REQUIRED WORK:
Copy every record word for word.
# start of EXERCISE INPUT
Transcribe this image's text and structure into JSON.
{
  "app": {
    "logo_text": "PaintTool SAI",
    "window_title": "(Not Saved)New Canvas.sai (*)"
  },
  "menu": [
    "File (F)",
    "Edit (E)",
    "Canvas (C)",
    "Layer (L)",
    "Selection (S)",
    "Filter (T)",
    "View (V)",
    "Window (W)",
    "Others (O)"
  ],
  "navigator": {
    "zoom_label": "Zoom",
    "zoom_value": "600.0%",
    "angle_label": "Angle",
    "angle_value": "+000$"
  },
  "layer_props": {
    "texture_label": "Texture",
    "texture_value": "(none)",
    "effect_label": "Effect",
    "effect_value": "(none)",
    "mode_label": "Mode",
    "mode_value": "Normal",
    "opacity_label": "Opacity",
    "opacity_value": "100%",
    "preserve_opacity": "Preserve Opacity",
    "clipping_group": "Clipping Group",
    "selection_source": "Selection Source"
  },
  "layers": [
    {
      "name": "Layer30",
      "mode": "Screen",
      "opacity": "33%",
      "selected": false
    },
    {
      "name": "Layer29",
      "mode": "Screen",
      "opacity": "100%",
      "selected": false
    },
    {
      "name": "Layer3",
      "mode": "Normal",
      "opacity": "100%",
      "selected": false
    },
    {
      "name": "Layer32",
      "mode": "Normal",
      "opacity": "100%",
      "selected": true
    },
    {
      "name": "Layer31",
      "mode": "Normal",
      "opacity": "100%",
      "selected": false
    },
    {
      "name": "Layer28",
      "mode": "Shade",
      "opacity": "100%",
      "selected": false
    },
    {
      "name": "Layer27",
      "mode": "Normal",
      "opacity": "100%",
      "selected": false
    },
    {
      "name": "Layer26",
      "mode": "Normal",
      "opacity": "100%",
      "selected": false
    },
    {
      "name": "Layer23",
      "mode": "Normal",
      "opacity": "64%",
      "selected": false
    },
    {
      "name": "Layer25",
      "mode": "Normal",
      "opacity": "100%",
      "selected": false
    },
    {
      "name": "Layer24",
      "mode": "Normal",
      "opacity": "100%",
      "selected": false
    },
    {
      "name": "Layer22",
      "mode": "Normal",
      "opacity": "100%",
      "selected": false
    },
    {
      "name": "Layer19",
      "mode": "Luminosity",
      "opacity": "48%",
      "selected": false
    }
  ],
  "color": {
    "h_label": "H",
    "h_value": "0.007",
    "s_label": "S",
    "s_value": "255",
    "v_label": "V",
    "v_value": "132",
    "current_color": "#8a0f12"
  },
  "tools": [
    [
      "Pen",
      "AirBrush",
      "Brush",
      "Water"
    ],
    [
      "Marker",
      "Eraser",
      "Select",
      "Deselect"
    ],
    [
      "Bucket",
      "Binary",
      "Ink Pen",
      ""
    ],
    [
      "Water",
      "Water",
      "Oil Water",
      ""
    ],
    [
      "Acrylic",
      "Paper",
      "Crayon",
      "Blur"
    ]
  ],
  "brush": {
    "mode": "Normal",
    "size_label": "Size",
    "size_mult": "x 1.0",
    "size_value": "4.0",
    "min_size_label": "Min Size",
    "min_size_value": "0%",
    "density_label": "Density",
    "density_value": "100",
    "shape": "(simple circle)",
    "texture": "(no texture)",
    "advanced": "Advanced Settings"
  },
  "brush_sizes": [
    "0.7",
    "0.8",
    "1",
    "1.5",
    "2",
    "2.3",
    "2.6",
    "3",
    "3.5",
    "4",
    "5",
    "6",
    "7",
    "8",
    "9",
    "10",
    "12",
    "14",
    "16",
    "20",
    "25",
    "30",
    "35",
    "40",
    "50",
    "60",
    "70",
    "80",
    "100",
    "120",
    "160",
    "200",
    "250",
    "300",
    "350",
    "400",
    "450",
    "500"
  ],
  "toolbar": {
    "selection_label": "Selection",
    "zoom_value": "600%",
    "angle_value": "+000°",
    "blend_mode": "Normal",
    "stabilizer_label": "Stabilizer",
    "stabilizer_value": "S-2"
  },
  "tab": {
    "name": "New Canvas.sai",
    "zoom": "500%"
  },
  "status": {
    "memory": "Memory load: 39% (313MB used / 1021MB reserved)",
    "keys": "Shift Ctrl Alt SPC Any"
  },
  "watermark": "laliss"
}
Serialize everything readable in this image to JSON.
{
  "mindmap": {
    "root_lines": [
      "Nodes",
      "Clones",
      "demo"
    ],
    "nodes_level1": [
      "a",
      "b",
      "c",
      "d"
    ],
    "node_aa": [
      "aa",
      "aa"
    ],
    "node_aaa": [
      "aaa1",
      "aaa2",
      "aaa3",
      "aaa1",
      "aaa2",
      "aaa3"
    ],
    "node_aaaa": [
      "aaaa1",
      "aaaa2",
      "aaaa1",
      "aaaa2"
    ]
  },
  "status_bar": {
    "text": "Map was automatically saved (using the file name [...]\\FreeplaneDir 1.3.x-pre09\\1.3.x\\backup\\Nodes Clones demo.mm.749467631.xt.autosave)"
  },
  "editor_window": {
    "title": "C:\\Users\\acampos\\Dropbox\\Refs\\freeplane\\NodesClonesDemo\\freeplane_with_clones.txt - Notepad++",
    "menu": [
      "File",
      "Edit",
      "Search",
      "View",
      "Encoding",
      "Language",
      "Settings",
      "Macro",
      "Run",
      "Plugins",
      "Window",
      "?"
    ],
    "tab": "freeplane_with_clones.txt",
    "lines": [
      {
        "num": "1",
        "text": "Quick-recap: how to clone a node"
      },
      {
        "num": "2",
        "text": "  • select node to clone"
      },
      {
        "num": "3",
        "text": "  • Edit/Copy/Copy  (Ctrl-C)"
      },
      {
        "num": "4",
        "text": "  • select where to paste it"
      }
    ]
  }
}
# end of EXERCISE INPUT
RESULT FOR THIS TASK:
Transcribe this image's text and structure into JSON.
{
  "app": {
    "logo_text": "PaintTool SAI",
    "window_title": "(Not Saved)New Canvas.sai (*)"
  },
  "menu": [
    "File (F)",
    "Edit (E)",
    "Canvas (C)",
    "Layer (L)",
    "Selection (S)",
    "Filter (T)",
    "View (V)",
    "Window (W)",
    "Others (O)"
  ],
  "navigator": {
    "zoom_label": "Zoom",
    "zoom_value": "600.0%",
    "angle_label": "Angle",
    "angle_value": "+000$"
  },
  "layer_props": {
    "texture_label": "Texture",
    "texture_value": "(none)",
    "effect_label": "Effect",
    "effect_value": "(none)",
    "mode_label": "Mode",
    "mode_value": "Normal",
    "opacity_label": "Opacity",
    "opacity_value": "100%",
    "preserve_opacity": "Preserve Opacity",
    "clipping_group": "Clipping Group",
    "selection_source": "Selection Source"
  },
  "layers": [
    {
      "name": "Layer30",
      "mode": "Screen",
      "opacity": "33%",
      "selected": false
    },
    {
      "name": "Layer29",
      "mode": "Screen",
      "opacity": "100%",
      "selected": false
    },
    {
      "name": "Layer3",
      "mode": "Normal",
      "opacity": "100%",
      "selected": false
    },
    {
      "name": "Layer32",
      "mode": "Normal",
      "opacity": "100%",
      "selected": true
    },
    {
      "name": "Layer31",
      "mode": "Normal",
      "opacity": "100%",
      "selected": false
    },
    {
      "name": "Layer28",
      "mode": "Shade",
      "opacity": "100%",
      "selected": false
    },
    {
      "name": "Layer27",
      "mode": "Normal",
      "opacity": "100%",
      "selected": false
    },
    {
      "name": "Layer26",
      "mode": "Normal",
      "opacity": "100%",
      "selected": false
    },
    {
      "name": "Layer23",
      "mode": "Normal",
      "opacity": "64%",
      "selected": false
    },
    {
      "name": "Layer25",
      "mode": "Normal",
      "opacity": "100%",
      "selected": false
    },
    {
      "name": "Layer24",
      "mode": "Normal",
      "opacity": "100%",
      "selected": false
    },
    {
      "name": "Layer22",
      "mode": "Normal",
      "opacity": "100%",
      "selected": false
    },
    {
      "name": "Layer19",
      "mode": "Luminosity",
      "opacity": "48%",
      "selected": false
    }
  ],
  "color": {
    "h_label": "H",
    "h_value": "0.007",
    "s_label": "S",
    "s_value": "255",
    "v_label": "V",
    "v_value": "132",
    "current_color": "#8a0f12"
  },
  "tools": [
    [
      "Pen",
      "AirBrush",
      "Brush",
      "Water"
    ],
    [
      "Marker",
      "Eraser",
      "Select",
      "Deselect"
    ],
    [
      "Bucket",
      "Binary",
      "Ink Pen",
      ""
    ],
    [
      "Water",
      "Water",
      "Oil Water",
      ""
    ],
    [
      "Acrylic",
      "Paper",
      "Crayon",
      "Blur"
    ]
  ],
  "brush": {
    "mode": "Normal",
    "size_label": "Size",
    "size_mult": "x 1.0",
    "size_value": "4.0",
    "min_size_label": "Min Size",
    "min_size_value": "0%",
    "density_label": "Density",
    "density_value": "100",
    "shape": "(simple circle)",
    "texture": "(no texture)",
    "advanced": "Advanced Settings"
  },
  "brush_sizes": [
    "0.7",
    "0.8",
    "1",
    "1.5",
    "2",
    "2.3",
    "2.6",
    "3",
    "3.5",
    "4",
    "5",
    "6",
    "7",
    "8",
    "9",
    "10",
    "12",
    "14",
    "16",
    "20",
    "25",
    "30",
    "35",
    "40",
    "50",
    "60",
    "70",
    "80",
    "100",
    "120",
    "160",
    "200",
    "250",
    "300",
    "350",
    "400",
    "450",
    "500"
  ],
  "toolbar": {
    "selection_label": "Selection",
    "zoom_value": "600%",
    "angle_value": "+000°",
    "blend_mode": "Normal",
    "stabilizer_label": "Stabilizer",
    "stabilizer_value": "S-2"
  },
  "tab": {
    "name": "New Canvas.sai",
    "zoom": "500%"
  },
  "status": {
    "memory": "Memory load: 39% (313MB used / 1021MB reserved)",
    "keys": "Shift Ctrl Alt SPC Any"
  },
  "watermark": "laliss"
}
Serialize everything readable in this image to JSON.
{
  "mindmap": {
    "root_lines": [
      "Nodes",
      "Clones",
      "demo"
    ],
    "nodes_level1": [
      "a",
      "b",
      "c",
      "d"
    ],
    "node_aa": [
      "aa",
      "aa"
    ],
    "node_aaa": [
      "aaa1",
      "aaa2",
      "aaa3",
      "aaa1",
      "aaa2",
      "aaa3"
    ],
    "node_aaaa": [
      "aaaa1",
      "aaaa2",
      "aaaa1",
      "aaaa2"
    ]
  },
  "status_bar": {
    "text": "Map was automatically saved (using the file name [...]\\FreeplaneDir 1.3.x-pre09\\1.3.x\\backup\\Nodes Clones demo.mm.749467631.xt.autosave)"
  },
  "editor_window": {
    "title": "C:\\Users\\acampos\\Dropbox\\Refs\\freeplane\\NodesClonesDemo\\freeplane_with_clones.txt - Notepad++",
    "menu": [
      "File",
      "Edit",
      "Search",
      "View",
      "Encoding",
      "Language",
      "Settings",
      "Macro",
      "Run",
      "Plugins",
      "Window",
      "?"
    ],
    "tab": "freeplane_with_clones.txt",
    "lines": [
      {
        "num": "1",
        "text": "Quick-recap: how to clone a node"
      },
      {
        "num": "2",
        "text": "  • select node to clone"
      },
      {
        "num": "3",
        "text": "  • Edit/Copy/Copy  (Ctrl-C)"
      },
      {
        "num": "4",
        "text": "  • select where to paste it"
      }
    ]
  }
}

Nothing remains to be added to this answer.